(Data items)
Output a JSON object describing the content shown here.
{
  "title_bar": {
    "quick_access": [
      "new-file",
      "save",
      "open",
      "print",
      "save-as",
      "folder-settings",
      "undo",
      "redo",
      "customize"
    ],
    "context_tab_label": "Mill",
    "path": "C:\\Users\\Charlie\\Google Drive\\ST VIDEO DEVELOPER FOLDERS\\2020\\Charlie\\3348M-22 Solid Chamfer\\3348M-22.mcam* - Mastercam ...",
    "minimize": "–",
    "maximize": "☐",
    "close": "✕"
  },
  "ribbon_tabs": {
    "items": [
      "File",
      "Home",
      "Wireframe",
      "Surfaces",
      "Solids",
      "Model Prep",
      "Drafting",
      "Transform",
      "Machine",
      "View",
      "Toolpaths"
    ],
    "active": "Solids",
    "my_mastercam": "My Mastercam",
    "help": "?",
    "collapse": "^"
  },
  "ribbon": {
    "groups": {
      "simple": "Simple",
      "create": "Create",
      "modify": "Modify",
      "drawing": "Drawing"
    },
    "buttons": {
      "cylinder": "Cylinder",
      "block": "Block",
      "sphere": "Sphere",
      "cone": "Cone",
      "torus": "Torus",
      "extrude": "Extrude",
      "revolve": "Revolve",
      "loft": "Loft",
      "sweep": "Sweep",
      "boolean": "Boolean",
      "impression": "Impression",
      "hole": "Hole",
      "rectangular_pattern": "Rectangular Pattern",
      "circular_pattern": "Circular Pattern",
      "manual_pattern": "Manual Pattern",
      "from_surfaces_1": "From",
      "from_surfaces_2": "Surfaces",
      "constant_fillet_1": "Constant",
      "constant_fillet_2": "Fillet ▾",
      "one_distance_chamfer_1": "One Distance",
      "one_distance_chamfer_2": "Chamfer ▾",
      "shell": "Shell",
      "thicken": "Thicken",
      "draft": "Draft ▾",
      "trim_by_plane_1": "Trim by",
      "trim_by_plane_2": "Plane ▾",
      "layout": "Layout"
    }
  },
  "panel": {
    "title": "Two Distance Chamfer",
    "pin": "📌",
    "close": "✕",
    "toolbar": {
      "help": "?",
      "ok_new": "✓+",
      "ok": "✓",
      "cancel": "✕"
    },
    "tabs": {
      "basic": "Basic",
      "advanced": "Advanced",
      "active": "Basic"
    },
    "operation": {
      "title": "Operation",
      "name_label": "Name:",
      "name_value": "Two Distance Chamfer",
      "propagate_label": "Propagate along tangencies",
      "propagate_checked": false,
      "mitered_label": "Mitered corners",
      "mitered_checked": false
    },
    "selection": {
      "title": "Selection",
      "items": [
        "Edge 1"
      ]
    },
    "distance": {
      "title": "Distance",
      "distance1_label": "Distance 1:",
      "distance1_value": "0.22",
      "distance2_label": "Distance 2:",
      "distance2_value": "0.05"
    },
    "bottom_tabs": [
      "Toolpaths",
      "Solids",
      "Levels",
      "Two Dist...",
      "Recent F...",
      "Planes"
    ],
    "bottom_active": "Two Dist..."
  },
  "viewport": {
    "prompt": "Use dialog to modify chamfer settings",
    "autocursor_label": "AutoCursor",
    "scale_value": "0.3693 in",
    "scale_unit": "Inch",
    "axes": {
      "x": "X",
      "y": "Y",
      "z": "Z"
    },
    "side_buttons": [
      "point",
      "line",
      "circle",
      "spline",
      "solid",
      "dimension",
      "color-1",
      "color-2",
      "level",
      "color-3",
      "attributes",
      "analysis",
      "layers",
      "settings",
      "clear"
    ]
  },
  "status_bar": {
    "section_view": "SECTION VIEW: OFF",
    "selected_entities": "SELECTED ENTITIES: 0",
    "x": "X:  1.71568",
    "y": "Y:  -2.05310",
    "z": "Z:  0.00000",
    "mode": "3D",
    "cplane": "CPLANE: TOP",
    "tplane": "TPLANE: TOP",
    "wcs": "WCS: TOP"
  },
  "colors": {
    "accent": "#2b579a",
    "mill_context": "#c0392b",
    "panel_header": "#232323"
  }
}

### WHAT THE EXERCISE ASKS
Repeat the records above exactly, from the first line to the last.

### EXERCISE SOLUTION
Output a JSON object describing the content shown here.
{
  "title_bar": {
    "quick_access": [
      "new-file",
      "save",
      "open",
      "print",
      "save-as",
      "folder-settings",
      "undo",
      "redo",
      "customize"
    ],
    "context_tab_label": "Mill",
    "path": "C:\\Users\\Charlie\\Google Drive\\ST VIDEO DEVELOPER FOLDERS\\2020\\Charlie\\3348M-22 Solid Chamfer\\3348M-22.mcam* - Mastercam ...",
    "minimize": "–",
    "maximize": "☐",
    "close": "✕"
  },
  "ribbon_tabs": {
    "items": [
      "File",
      "Home",
      "Wireframe",
      "Surfaces",
      "Solids",
      "Model Prep",
      "Drafting",
      "Transform",
      "Machine",
      "View",
      "Toolpaths"
    ],
    "active": "Solids",
    "my_mastercam": "My Mastercam",
    "help": "?",
    "collapse": "^"
  },
  "ribbon": {
    "groups": {
      "simple": "Simple",
      "create": "Create",
      "modify": "Modify",
      "drawing": "Drawing"
    },
    "buttons": {
      "cylinder": "Cylinder",
      "block": "Block",
      "sphere": "Sphere",
      "cone": "Cone",
      "torus": "Torus",
      "extrude": "Extrude",
      "revolve": "Revolve",
      "loft": "Loft",
      "sweep": "Sweep",
      "boolean": "Boolean",
      "impression": "Impression",
      "hole": "Hole",
      "rectangular_pattern": "Rectangular Pattern",
      "circular_pattern": "Circular Pattern",
      "manual_pattern": "Manual Pattern",
      "from_surfaces_1": "From",
      "from_surfaces_2": "Surfaces",
      "constant_fillet_1": "Constant",
      "constant_fillet_2": "Fillet ▾",
      "one_distance_chamfer_1": "One Distance",
      "one_distance_chamfer_2": "Chamfer ▾",
      "shell": "Shell",
      "thicken": "Thicken",
      "draft": "Draft ▾",
      "trim_by_plane_1": "Trim by",
      "trim_by_plane_2": "Plane ▾",
      "layout": "Layout"
    }
  },
  "panel": {
    "title": "Two Distance Chamfer",
    "pin": "📌",
    "close": "✕",
    "toolbar": {
      "help": "?",
      "ok_new": "✓+",
      "ok": "✓",
      "cancel": "✕"
    },
    "tabs": {
      "basic": "Basic",
      "advanced": "Advanced",
      "active": "Basic"
    },
    "operation": {
      "title": "Operation",
      "name_label": "Name:",
      "name_value": "Two Distance Chamfer",
      "propagate_label": "Propagate along tangencies",
      "propagate_checked": false,
      "mitered_label": "Mitered corners",
      "mitered_checked": false
    },
    "selection": {
      "title": "Selection",
      "items": [
        "Edge 1"
      ]
    },
    "distance": {
      "title": "Distance",
      "distance1_label": "Distance 1:",
      "distance1_value": "0.22",
      "distance2_label": "Distance 2:",
      "distance2_value": "0.05"
    },
    "bottom_tabs": [
      "Toolpaths",
      "Solids",
      "Levels",
      "Two Dist...",
      "Recent F...",
      "Planes"
    ],
    "bottom_active": "Two Dist..."
  },
  "viewport": {
    "prompt": "Use dialog to modify chamfer settings",
    "autocursor_label": "AutoCursor",
    "scale_value": "0.3693 in",
    "scale_unit": "Inch",
    "axes": {
      "x": "X",
      "y": "Y",
      "z": "Z"
    },
    "side_buttons": [
      "point",
      "line",
      "circle",
      "spline",
      "solid",
      "dimension",
      "color-1",
      "color-2",
      "level",
      "color-3",
      "attributes",
      "analysis",
      "layers",
      "settings",
      "clear"
    ]
  },
  "status_bar": {
    "section_view": "SECTION VIEW: OFF",
    "selected_entities": "SELECTED ENTITIES: 0",
    "x": "X:  1.71568",
    "y": "Y:  -2.05310",
    "z": "Z:  0.00000",
    "mode": "3D",
    "cplane": "CPLANE: TOP",
    "tplane": "TPLANE: TOP",
    "wcs": "WCS: TOP"
  },
  "colors": {
    "accent": "#2b579a",
    "mill_context": "#c0392b",
    "panel_header": "#232323"
  }
}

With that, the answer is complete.